# Aim of the exercise:
Note how many lines hold "this" and report that number by itself.

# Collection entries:

--- Begin ---

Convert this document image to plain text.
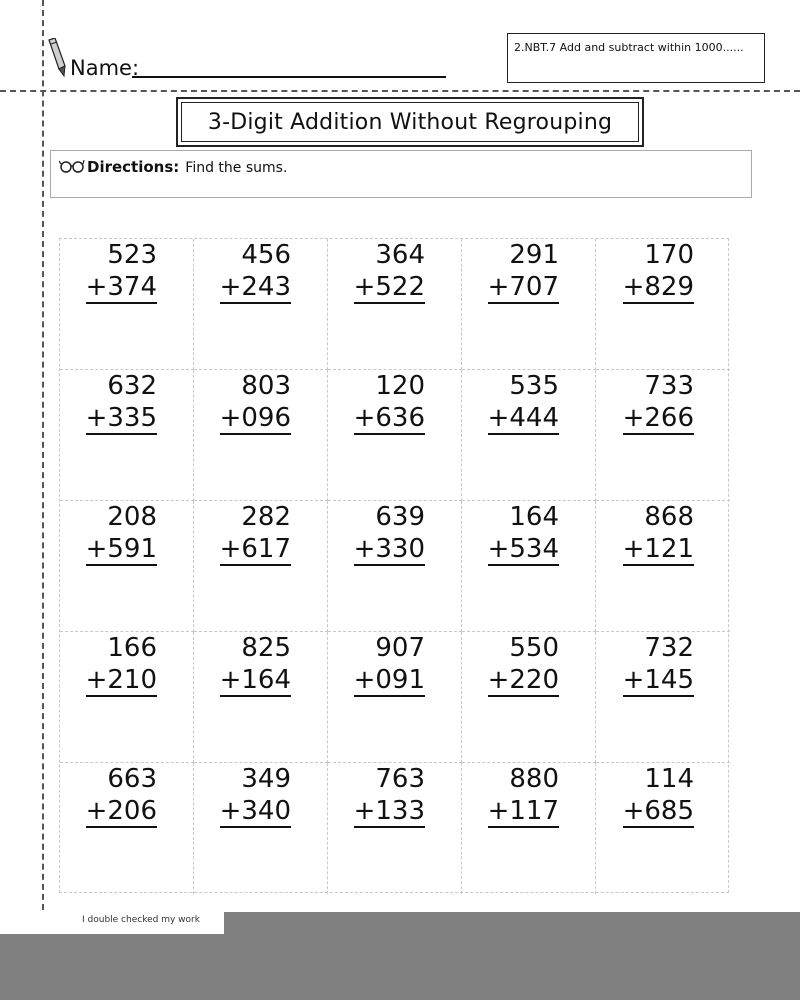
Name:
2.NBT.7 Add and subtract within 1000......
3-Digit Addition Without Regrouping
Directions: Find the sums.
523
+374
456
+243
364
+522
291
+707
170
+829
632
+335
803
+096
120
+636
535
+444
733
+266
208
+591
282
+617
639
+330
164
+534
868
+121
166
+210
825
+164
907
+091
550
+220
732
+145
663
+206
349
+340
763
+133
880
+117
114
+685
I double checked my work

--- End ---
--- Begin ---

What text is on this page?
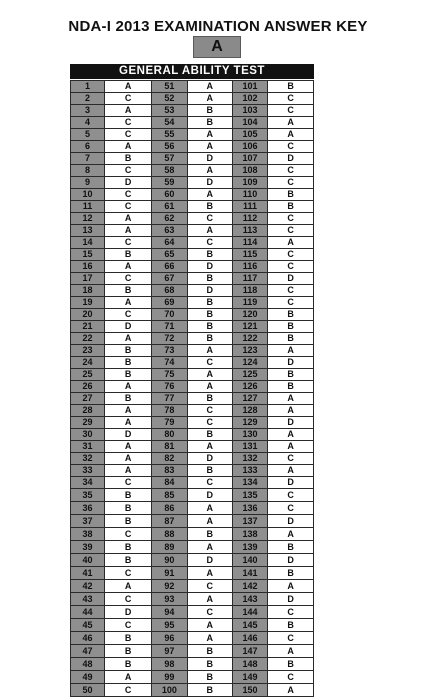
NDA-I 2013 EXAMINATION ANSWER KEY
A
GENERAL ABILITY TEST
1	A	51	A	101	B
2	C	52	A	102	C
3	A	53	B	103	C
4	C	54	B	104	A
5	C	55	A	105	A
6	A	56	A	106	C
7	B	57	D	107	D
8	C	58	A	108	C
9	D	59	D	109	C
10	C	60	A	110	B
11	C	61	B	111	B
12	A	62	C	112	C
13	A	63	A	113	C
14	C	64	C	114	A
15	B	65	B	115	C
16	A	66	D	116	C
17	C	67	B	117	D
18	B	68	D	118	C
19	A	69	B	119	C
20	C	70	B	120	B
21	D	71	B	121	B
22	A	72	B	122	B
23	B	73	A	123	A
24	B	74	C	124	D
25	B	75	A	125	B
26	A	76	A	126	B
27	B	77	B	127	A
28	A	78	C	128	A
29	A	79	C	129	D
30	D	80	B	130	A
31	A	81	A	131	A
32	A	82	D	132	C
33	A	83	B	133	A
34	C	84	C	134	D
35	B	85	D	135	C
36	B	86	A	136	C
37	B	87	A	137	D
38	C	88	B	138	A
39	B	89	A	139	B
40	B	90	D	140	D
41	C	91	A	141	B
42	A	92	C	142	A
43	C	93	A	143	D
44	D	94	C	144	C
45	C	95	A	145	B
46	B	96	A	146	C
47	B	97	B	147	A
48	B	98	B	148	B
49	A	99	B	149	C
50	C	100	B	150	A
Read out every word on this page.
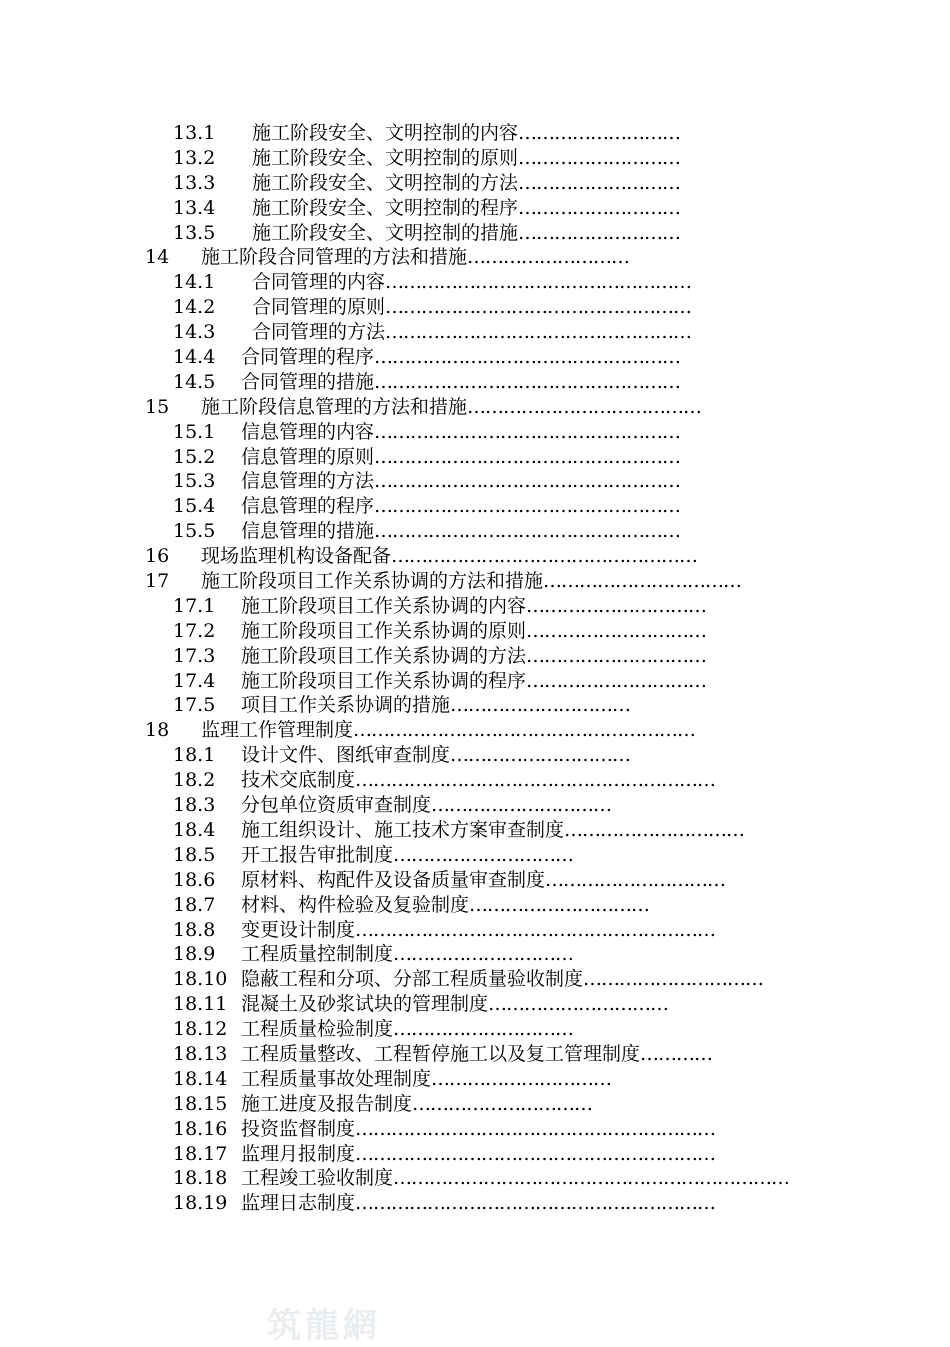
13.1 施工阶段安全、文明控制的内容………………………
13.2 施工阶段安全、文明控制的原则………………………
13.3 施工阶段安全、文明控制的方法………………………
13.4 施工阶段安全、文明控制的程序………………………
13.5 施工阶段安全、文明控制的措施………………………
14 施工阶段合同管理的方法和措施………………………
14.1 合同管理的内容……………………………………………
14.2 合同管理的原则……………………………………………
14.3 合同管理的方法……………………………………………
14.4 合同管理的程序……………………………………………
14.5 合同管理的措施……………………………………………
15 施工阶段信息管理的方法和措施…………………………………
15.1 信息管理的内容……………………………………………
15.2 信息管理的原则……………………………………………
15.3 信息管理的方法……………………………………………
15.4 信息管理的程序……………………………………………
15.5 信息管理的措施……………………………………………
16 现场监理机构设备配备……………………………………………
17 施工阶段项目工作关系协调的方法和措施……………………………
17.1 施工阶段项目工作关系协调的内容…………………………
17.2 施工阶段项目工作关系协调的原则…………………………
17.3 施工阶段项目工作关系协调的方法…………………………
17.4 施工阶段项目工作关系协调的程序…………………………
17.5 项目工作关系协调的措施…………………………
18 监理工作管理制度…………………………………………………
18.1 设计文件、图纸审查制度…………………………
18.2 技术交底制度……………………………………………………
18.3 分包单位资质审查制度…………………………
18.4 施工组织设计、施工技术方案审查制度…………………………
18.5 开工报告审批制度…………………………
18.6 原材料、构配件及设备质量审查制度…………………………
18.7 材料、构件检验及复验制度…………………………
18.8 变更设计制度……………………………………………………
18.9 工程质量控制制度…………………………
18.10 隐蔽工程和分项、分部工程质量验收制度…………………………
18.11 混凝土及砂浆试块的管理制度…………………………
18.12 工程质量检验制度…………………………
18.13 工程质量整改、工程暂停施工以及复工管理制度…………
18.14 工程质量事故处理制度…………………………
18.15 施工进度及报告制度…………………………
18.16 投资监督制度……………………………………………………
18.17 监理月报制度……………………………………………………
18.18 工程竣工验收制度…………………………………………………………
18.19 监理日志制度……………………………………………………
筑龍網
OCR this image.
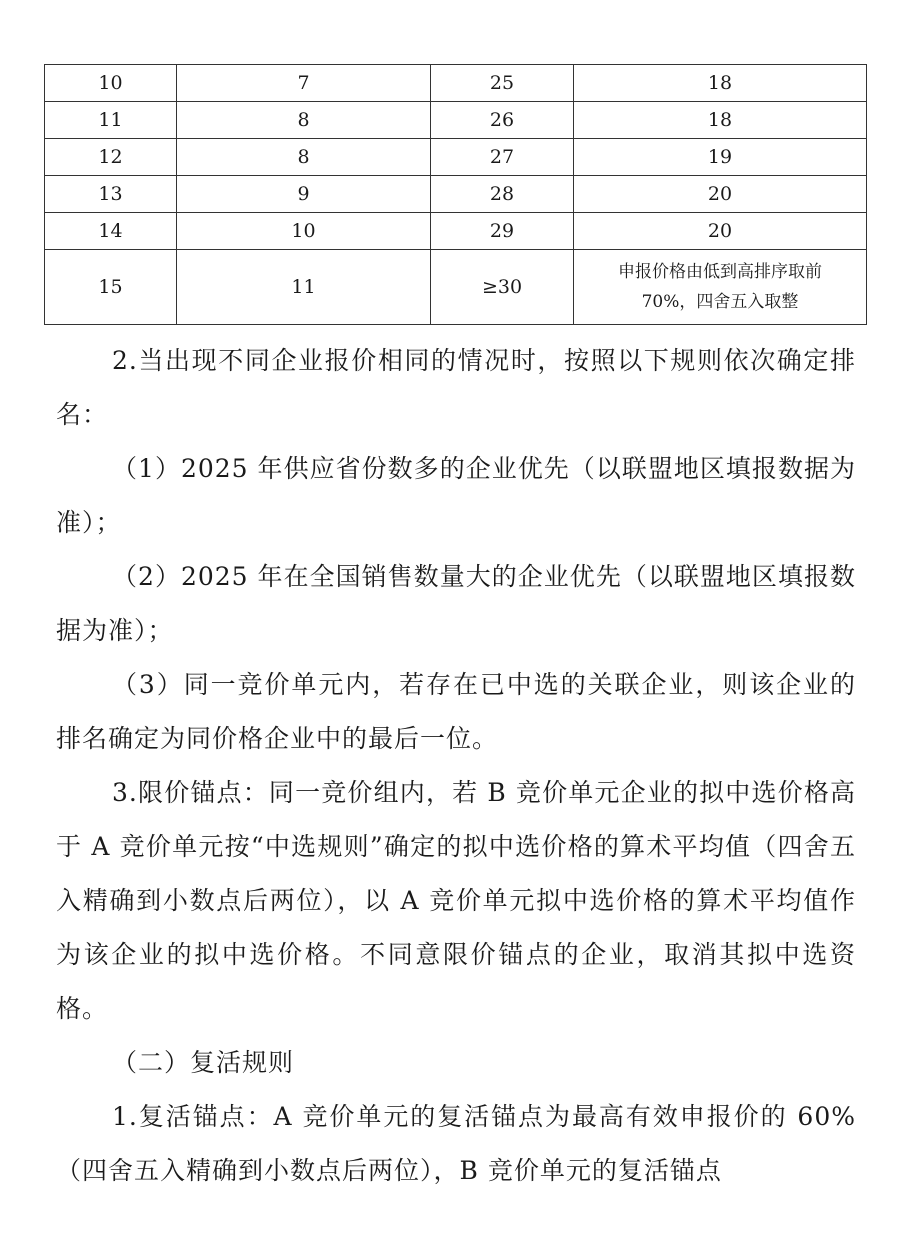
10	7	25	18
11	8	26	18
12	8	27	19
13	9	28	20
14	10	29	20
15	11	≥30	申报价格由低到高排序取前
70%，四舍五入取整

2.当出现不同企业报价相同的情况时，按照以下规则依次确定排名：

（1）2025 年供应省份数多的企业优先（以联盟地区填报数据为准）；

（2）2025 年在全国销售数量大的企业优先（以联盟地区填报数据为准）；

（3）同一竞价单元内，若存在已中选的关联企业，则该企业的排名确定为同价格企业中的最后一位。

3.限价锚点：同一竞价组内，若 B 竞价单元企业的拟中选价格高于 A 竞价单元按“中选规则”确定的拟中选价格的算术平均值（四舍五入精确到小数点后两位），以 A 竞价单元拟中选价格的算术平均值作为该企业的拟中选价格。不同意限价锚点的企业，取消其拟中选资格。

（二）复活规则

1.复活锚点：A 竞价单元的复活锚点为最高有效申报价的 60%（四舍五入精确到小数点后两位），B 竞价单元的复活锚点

--- End ---
--- Begin ---

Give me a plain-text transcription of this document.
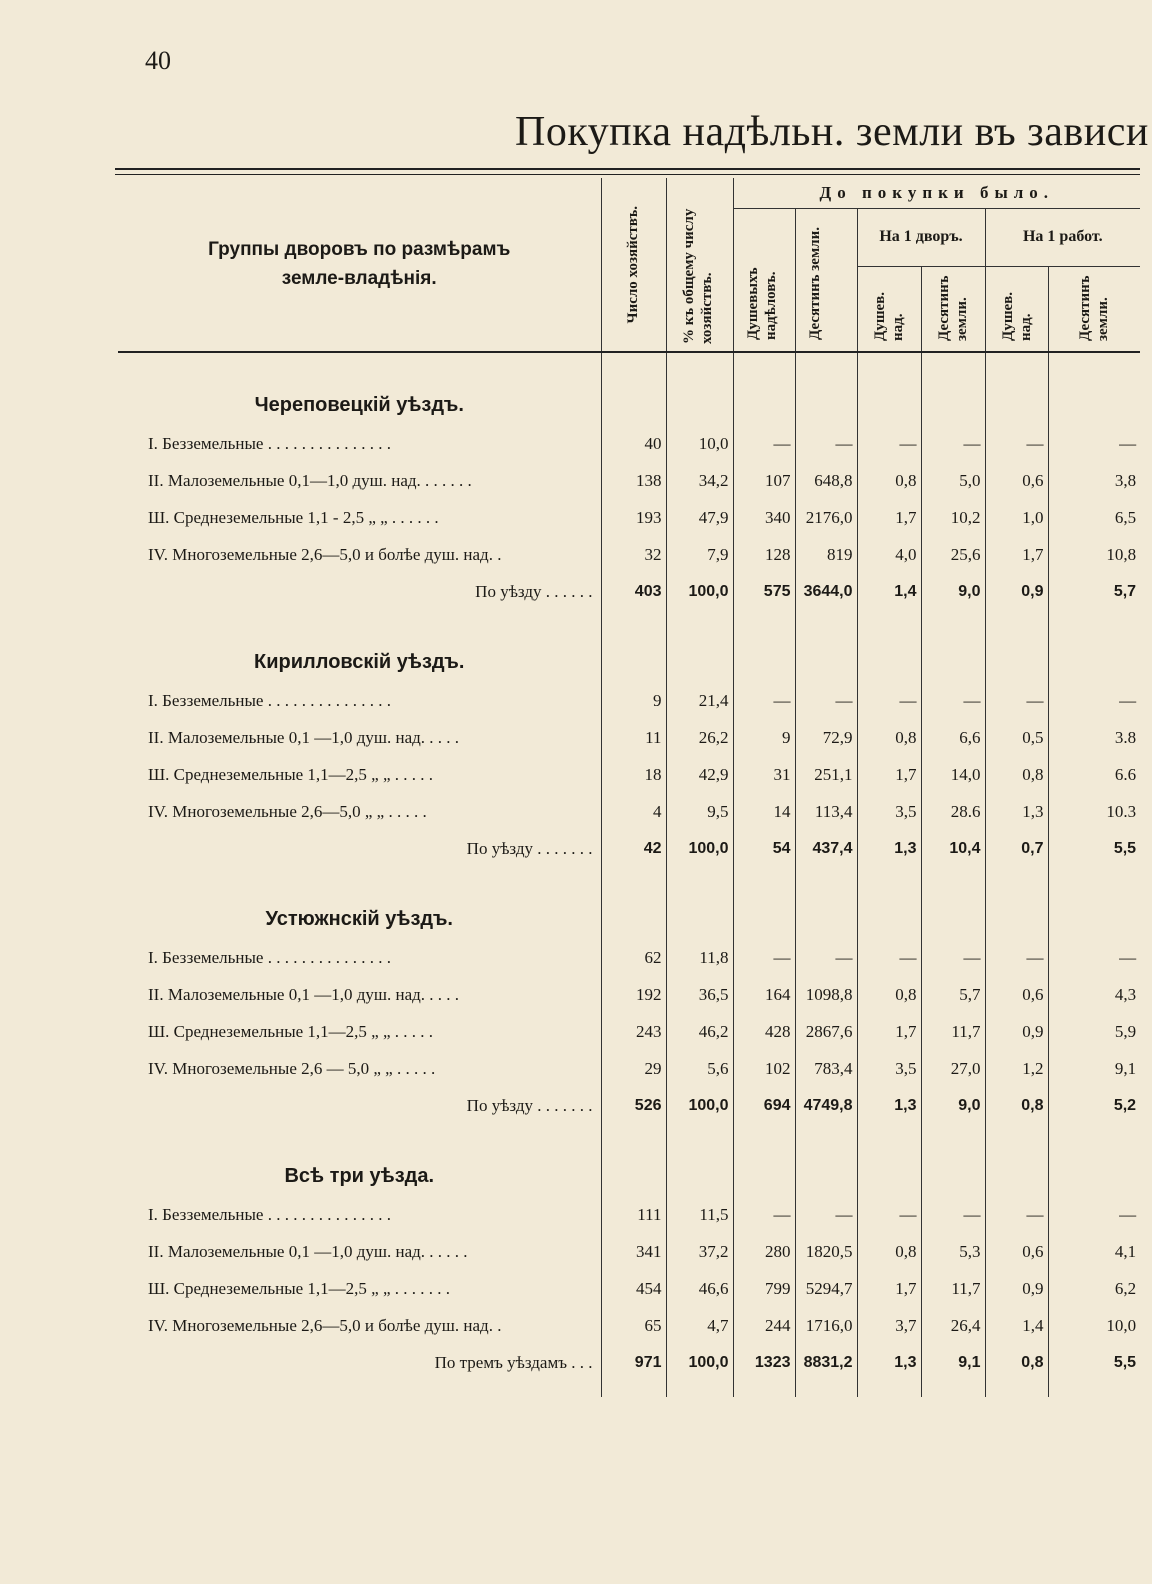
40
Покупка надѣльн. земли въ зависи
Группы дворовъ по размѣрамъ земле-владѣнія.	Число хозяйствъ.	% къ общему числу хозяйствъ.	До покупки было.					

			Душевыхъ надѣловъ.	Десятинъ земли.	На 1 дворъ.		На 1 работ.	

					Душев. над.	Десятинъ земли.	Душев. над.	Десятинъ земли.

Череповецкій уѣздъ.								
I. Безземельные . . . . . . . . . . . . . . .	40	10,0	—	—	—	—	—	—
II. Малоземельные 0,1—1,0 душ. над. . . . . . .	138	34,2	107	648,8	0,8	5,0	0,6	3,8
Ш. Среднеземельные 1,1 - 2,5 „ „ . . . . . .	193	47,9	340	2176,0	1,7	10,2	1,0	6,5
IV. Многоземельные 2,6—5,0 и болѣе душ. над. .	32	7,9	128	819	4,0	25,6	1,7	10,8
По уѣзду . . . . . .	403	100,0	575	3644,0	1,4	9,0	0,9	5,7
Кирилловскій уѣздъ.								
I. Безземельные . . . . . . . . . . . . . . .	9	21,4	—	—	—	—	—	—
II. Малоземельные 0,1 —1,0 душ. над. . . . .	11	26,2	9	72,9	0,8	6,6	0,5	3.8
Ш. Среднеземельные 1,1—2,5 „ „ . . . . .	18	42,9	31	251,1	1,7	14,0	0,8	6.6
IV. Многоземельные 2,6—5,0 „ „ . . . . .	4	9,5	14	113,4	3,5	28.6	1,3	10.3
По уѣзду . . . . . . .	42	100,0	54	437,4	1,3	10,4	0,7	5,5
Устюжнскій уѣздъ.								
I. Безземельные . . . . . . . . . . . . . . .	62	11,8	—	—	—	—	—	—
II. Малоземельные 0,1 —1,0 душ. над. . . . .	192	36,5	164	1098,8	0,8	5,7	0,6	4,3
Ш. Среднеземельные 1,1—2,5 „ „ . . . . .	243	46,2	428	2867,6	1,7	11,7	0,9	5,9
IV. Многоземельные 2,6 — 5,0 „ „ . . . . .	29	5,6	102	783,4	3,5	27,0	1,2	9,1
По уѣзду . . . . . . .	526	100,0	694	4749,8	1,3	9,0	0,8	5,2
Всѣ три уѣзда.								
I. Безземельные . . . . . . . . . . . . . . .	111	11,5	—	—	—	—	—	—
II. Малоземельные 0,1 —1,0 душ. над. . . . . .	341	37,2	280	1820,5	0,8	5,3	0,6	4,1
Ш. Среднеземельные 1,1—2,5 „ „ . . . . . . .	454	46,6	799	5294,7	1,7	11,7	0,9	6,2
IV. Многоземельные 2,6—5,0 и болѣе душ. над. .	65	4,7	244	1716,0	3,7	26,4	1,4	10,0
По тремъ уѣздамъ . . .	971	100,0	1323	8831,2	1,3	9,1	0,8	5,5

--- End ---

# Solution:
5